:: Brief ::
Copy out every record precisely.

:: Data to use ::
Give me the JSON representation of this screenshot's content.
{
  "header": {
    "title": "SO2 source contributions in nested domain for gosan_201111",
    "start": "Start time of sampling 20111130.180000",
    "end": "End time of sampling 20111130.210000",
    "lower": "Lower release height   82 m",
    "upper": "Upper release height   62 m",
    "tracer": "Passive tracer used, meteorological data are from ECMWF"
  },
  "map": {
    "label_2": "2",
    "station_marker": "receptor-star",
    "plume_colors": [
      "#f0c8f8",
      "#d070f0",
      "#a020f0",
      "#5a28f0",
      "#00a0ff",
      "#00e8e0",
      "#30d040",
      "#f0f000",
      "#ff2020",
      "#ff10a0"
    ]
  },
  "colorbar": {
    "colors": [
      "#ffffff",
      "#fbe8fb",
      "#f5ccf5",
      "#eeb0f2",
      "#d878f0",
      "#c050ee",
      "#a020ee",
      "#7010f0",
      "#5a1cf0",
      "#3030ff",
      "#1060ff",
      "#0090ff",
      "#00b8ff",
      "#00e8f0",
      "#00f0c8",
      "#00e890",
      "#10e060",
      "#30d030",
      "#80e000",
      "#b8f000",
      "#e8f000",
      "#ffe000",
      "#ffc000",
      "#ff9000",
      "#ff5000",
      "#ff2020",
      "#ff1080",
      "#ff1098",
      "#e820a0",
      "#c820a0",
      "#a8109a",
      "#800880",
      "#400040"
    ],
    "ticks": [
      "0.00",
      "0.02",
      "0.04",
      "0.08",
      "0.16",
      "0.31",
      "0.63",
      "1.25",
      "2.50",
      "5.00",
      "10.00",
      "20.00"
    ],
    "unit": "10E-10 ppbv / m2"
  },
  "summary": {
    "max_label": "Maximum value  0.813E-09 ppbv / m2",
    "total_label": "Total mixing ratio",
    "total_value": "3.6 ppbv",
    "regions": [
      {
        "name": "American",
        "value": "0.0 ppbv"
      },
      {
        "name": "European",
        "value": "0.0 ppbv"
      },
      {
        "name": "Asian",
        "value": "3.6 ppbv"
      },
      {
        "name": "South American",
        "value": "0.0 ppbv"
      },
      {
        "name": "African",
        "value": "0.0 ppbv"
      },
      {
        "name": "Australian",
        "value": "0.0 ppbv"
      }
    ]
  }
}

:: Solution for this task ::
Give me the JSON representation of this screenshot's content.
{
  "header": {
    "title": "SO2 source contributions in nested domain for gosan_201111",
    "start": "Start time of sampling 20111130.180000",
    "end": "End time of sampling 20111130.210000",
    "lower": "Lower release height   82 m",
    "upper": "Upper release height   62 m",
    "tracer": "Passive tracer used, meteorological data are from ECMWF"
  },
  "map": {
    "label_2": "2",
    "station_marker": "receptor-star",
    "plume_colors": [
      "#f0c8f8",
      "#d070f0",
      "#a020f0",
      "#5a28f0",
      "#00a0ff",
      "#00e8e0",
      "#30d040",
      "#f0f000",
      "#ff2020",
      "#ff10a0"
    ]
  },
  "colorbar": {
    "colors": [
      "#ffffff",
      "#fbe8fb",
      "#f5ccf5",
      "#eeb0f2",
      "#d878f0",
      "#c050ee",
      "#a020ee",
      "#7010f0",
      "#5a1cf0",
      "#3030ff",
      "#1060ff",
      "#0090ff",
      "#00b8ff",
      "#00e8f0",
      "#00f0c8",
      "#00e890",
      "#10e060",
      "#30d030",
      "#80e000",
      "#b8f000",
      "#e8f000",
      "#ffe000",
      "#ffc000",
      "#ff9000",
      "#ff5000",
      "#ff2020",
      "#ff1080",
      "#ff1098",
      "#e820a0",
      "#c820a0",
      "#a8109a",
      "#800880",
      "#400040"
    ],
    "ticks": [
      "0.00",
      "0.02",
      "0.04",
      "0.08",
      "0.16",
      "0.31",
      "0.63",
      "1.25",
      "2.50",
      "5.00",
      "10.00",
      "20.00"
    ],
    "unit": "10E-10 ppbv / m2"
  },
  "summary": {
    "max_label": "Maximum value  0.813E-09 ppbv / m2",
    "total_label": "Total mixing ratio",
    "total_value": "3.6 ppbv",
    "regions": [
      {
        "name": "American",
        "value": "0.0 ppbv"
      },
      {
        "name": "European",
        "value": "0.0 ppbv"
      },
      {
        "name": "Asian",
        "value": "3.6 ppbv"
      },
      {
        "name": "South American",
        "value": "0.0 ppbv"
      },
      {
        "name": "African",
        "value": "0.0 ppbv"
      },
      {
        "name": "Australian",
        "value": "0.0 ppbv"
      }
    ]
  }
}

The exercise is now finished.